- Goal of the exercise
Find all lines in the records that include the word "Disable", and copy them out.

[Dataset excerpt]
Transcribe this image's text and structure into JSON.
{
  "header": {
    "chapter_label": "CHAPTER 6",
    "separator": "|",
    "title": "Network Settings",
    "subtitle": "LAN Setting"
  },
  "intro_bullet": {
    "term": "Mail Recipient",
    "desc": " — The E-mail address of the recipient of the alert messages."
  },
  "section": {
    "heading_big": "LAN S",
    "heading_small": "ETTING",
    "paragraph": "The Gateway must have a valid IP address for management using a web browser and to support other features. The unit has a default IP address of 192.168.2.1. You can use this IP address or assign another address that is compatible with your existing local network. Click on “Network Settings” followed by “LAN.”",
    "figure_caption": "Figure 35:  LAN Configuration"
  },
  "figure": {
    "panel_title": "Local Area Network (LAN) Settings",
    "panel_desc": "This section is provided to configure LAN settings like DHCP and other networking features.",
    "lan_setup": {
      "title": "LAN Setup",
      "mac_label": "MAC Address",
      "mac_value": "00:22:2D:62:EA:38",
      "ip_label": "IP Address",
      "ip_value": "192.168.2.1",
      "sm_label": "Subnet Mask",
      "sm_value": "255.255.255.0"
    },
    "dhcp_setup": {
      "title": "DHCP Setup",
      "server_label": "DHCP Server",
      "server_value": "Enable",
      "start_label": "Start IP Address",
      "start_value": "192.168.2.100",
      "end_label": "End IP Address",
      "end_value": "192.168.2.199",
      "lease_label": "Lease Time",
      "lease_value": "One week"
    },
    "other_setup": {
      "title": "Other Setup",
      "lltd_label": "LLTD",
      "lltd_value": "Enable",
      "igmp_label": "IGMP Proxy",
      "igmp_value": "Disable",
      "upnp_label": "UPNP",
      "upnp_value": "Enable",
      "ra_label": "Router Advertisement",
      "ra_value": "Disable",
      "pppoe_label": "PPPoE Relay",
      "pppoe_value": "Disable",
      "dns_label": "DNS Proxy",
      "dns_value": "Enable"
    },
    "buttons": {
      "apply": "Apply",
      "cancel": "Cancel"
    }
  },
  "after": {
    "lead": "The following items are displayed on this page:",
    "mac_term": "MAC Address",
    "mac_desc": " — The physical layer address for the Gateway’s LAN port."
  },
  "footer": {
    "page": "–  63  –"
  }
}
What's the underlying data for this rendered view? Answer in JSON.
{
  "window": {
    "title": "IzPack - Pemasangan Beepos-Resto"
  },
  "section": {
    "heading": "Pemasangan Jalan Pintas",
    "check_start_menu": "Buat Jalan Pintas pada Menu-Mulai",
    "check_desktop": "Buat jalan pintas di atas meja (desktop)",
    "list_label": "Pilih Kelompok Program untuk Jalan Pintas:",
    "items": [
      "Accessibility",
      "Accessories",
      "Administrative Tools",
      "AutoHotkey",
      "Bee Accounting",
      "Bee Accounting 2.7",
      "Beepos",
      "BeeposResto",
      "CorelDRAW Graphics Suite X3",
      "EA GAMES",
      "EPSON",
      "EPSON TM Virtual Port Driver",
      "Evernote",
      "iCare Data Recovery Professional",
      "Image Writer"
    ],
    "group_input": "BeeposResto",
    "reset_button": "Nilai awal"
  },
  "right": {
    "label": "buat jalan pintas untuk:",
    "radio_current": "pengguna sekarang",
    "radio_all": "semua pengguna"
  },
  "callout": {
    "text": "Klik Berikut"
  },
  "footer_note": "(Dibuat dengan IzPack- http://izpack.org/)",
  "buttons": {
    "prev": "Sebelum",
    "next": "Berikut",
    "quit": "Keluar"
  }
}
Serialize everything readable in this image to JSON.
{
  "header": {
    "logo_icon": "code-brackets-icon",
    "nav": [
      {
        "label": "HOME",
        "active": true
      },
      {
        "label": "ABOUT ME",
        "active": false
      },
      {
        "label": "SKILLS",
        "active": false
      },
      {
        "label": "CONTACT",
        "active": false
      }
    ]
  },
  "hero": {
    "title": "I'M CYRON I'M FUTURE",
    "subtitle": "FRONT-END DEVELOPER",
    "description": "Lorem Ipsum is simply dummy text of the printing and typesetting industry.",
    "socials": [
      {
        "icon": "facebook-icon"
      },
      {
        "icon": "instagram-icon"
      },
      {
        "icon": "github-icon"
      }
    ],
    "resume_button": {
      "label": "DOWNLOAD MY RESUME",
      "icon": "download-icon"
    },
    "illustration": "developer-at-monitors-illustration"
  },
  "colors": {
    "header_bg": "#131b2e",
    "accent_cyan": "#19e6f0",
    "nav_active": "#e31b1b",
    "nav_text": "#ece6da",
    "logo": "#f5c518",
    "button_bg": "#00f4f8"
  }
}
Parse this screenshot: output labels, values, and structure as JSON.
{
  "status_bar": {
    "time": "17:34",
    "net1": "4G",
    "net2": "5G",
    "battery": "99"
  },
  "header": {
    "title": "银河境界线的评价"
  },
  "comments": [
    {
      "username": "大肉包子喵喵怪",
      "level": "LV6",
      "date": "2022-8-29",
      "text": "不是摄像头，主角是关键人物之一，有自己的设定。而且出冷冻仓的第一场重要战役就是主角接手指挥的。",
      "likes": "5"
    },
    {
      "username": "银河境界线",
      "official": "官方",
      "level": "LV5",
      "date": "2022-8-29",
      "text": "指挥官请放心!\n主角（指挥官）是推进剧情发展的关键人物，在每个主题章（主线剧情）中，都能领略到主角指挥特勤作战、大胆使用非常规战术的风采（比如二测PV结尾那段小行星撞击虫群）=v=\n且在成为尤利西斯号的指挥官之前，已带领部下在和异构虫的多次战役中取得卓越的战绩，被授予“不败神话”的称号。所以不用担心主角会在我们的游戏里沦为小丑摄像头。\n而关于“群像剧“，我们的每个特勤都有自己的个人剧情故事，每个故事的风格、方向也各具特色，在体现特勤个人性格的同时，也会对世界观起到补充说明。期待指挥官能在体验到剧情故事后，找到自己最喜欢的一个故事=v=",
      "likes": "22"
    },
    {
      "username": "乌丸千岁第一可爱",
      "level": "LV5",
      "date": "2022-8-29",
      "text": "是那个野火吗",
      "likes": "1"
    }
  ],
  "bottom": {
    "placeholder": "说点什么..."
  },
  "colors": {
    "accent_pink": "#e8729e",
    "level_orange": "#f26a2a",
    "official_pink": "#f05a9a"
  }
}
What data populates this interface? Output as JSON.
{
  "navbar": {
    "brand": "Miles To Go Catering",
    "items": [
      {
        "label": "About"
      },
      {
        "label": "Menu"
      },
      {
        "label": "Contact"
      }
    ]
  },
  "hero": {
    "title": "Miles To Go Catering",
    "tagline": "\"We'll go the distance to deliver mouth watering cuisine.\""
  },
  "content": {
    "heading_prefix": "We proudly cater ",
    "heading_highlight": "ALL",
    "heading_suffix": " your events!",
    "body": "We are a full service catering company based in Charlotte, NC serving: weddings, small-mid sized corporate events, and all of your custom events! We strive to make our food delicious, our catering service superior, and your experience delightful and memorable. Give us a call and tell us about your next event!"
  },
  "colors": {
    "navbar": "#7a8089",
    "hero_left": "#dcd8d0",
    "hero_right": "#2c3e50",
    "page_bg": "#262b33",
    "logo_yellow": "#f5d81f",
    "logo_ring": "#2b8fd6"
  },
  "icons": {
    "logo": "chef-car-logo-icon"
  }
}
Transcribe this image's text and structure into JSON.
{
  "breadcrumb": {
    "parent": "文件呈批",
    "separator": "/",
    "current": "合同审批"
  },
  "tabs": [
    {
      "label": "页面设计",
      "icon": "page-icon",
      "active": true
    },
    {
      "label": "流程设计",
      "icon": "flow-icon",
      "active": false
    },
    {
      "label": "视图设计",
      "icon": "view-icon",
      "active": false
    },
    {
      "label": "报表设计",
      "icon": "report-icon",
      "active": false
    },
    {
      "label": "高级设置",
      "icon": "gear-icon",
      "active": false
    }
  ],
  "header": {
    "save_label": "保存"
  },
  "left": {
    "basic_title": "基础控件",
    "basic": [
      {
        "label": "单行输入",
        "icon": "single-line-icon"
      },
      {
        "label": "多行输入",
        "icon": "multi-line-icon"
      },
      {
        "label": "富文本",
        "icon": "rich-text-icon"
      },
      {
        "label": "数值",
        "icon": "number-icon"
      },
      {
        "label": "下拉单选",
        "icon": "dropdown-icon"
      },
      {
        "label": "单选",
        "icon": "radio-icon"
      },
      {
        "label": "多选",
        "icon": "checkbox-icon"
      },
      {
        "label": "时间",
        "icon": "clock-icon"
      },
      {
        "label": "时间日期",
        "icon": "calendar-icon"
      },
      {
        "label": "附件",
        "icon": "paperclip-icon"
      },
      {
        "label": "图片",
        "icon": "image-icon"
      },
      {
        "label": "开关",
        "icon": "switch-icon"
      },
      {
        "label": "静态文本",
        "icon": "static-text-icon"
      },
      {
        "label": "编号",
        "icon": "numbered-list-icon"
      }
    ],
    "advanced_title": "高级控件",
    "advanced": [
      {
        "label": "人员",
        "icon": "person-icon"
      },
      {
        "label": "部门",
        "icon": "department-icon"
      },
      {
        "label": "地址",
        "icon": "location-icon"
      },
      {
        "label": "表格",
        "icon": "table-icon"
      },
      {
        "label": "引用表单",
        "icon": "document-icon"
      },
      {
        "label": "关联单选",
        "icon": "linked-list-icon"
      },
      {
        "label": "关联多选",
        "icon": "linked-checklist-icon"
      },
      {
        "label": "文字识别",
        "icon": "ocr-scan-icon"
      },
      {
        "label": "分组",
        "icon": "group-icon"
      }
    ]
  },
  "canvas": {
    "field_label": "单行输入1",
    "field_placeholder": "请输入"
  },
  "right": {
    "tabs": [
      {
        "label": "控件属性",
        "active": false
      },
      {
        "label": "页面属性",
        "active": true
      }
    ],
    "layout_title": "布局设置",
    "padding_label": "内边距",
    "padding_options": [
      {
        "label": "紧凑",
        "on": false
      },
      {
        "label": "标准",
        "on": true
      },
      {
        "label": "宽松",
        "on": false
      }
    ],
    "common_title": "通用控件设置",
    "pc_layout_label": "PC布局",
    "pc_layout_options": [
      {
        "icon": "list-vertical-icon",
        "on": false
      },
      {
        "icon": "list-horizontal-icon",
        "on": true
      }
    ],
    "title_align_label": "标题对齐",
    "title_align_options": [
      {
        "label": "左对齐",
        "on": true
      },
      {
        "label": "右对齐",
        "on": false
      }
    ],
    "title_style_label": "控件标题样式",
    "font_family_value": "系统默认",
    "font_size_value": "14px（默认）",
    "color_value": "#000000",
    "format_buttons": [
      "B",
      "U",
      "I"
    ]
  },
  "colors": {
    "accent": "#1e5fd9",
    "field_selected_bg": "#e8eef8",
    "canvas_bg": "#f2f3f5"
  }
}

- The completed task
      "igmp_value": "Disable",
      "ra_value": "Disable",
      "pppoe_value": "Disable",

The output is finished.